Go through the entries below and retype them exactly, omitting each picture.

• • • •

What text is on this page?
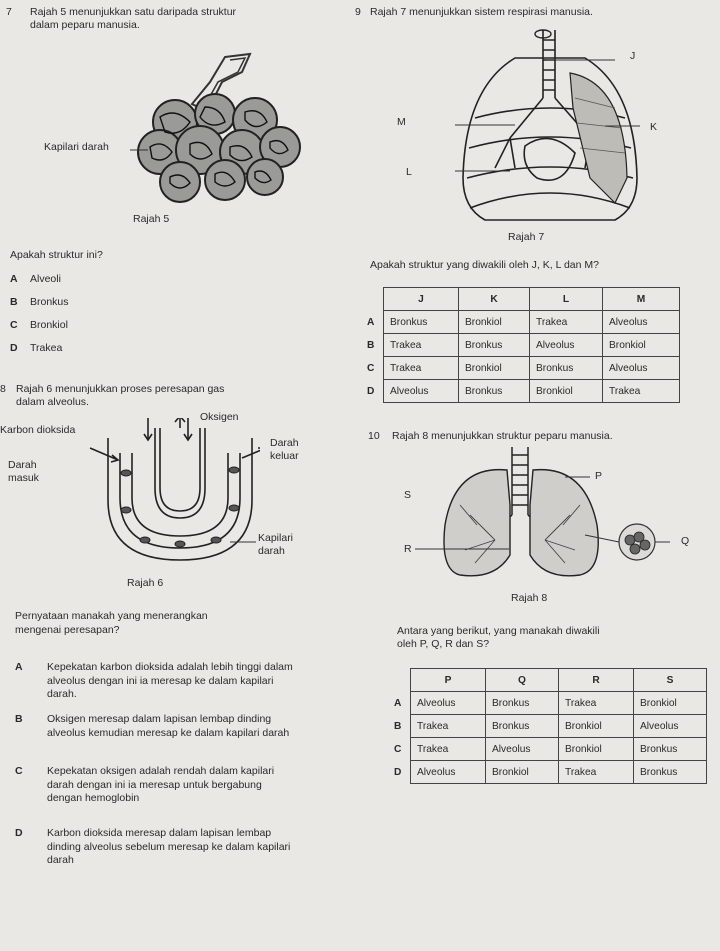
7 Rajah 5 menunjukkan satu daripada struktur
dalam peparu manusia.
Kapilari darah
Rajah 5
Apakah struktur ini?
A Alveoli
B Bronkus
C Bronkiol
D Trakea
8 Rajah 6 menunjukkan proses peresapan gas
dalam alveolus.
Karbon dioksida
Oksigen
Darah
keluar
Darah
masuk
Kapilari
darah
Rajah 6
Pernyataan manakah yang menerangkan
mengenai peresapan?
A Kepekatan karbon dioksida adalah lebih tinggi dalam alveolus dengan ini ia meresap ke dalam kapilari darah.
B Oksigen meresap dalam lapisan lembap dinding alveolus kemudian meresap ke dalam kapilari darah
C Kepekatan oksigen adalah rendah dalam kapilari darah dengan ini ia meresap untuk bergabung dengan hemoglobin
D Karbon dioksida meresap dalam lapisan lembap dinding alveolus sebelum meresap ke dalam kapilari darah
9 Rajah 7 menunjukkan sistem respirasi manusia.
J
M	K
L
Rajah 7
Apakah struktur yang diwakili oleh J, K, L dan M?
	J	K	L	M
A	Bronkus	Bronkiol	Trakea	Alveolus
B	Trakea	Bronkus	Alveolus	Bronkiol
C	Trakea	Bronkiol	Bronkus	Alveolus
D	Alveolus	Bronkus	Bronkiol	Trakea
10 Rajah 8 menunjukkan struktur peparu manusia.
P
S
R
Q
Rajah 8
Antara yang berikut, yang manakah diwakili
oleh P, Q, R dan S?
	P	Q	R	S
A	Alveolus	Bronkus	Trakea	Bronkiol
B	Trakea	Bronkus	Bronkiol	Alveolus
C	Trakea	Alveolus	Bronkiol	Bronkus
D	Alveolus	Bronkiol	Trakea	Bronkus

• • • •

Output of the task »
What text is on this page?
7 Rajah 5 menunjukkan satu daripada struktur
dalam peparu manusia.
Kapilari darah
Rajah 5
Apakah struktur ini?
A Alveoli
B Bronkus
C Bronkiol
D Trakea
8 Rajah 6 menunjukkan proses peresapan gas
dalam alveolus.
Karbon dioksida
Oksigen
Darah
keluar
Darah
masuk
Kapilari
darah
Rajah 6
Pernyataan manakah yang menerangkan
mengenai peresapan?
A Kepekatan karbon dioksida adalah lebih tinggi dalam alveolus dengan ini ia meresap ke dalam kapilari darah.
B Oksigen meresap dalam lapisan lembap dinding alveolus kemudian meresap ke dalam kapilari darah
C Kepekatan oksigen adalah rendah dalam kapilari darah dengan ini ia meresap untuk bergabung dengan hemoglobin
D Karbon dioksida meresap dalam lapisan lembap dinding alveolus sebelum meresap ke dalam kapilari darah
9 Rajah 7 menunjukkan sistem respirasi manusia.
J
M	K
L
Rajah 7
Apakah struktur yang diwakili oleh J, K, L dan M?
	J	K	L	M
A	Bronkus	Bronkiol	Trakea	Alveolus
B	Trakea	Bronkus	Alveolus	Bronkiol
C	Trakea	Bronkiol	Bronkus	Alveolus
D	Alveolus	Bronkus	Bronkiol	Trakea
10 Rajah 8 menunjukkan struktur peparu manusia.
P
S
R
Q
Rajah 8
Antara yang berikut, yang manakah diwakili
oleh P, Q, R dan S?
	P	Q	R	S
A	Alveolus	Bronkus	Trakea	Bronkiol
B	Trakea	Bronkus	Bronkiol	Alveolus
C	Trakea	Alveolus	Bronkiol	Bronkus
D	Alveolus	Bronkiol	Trakea	Bronkus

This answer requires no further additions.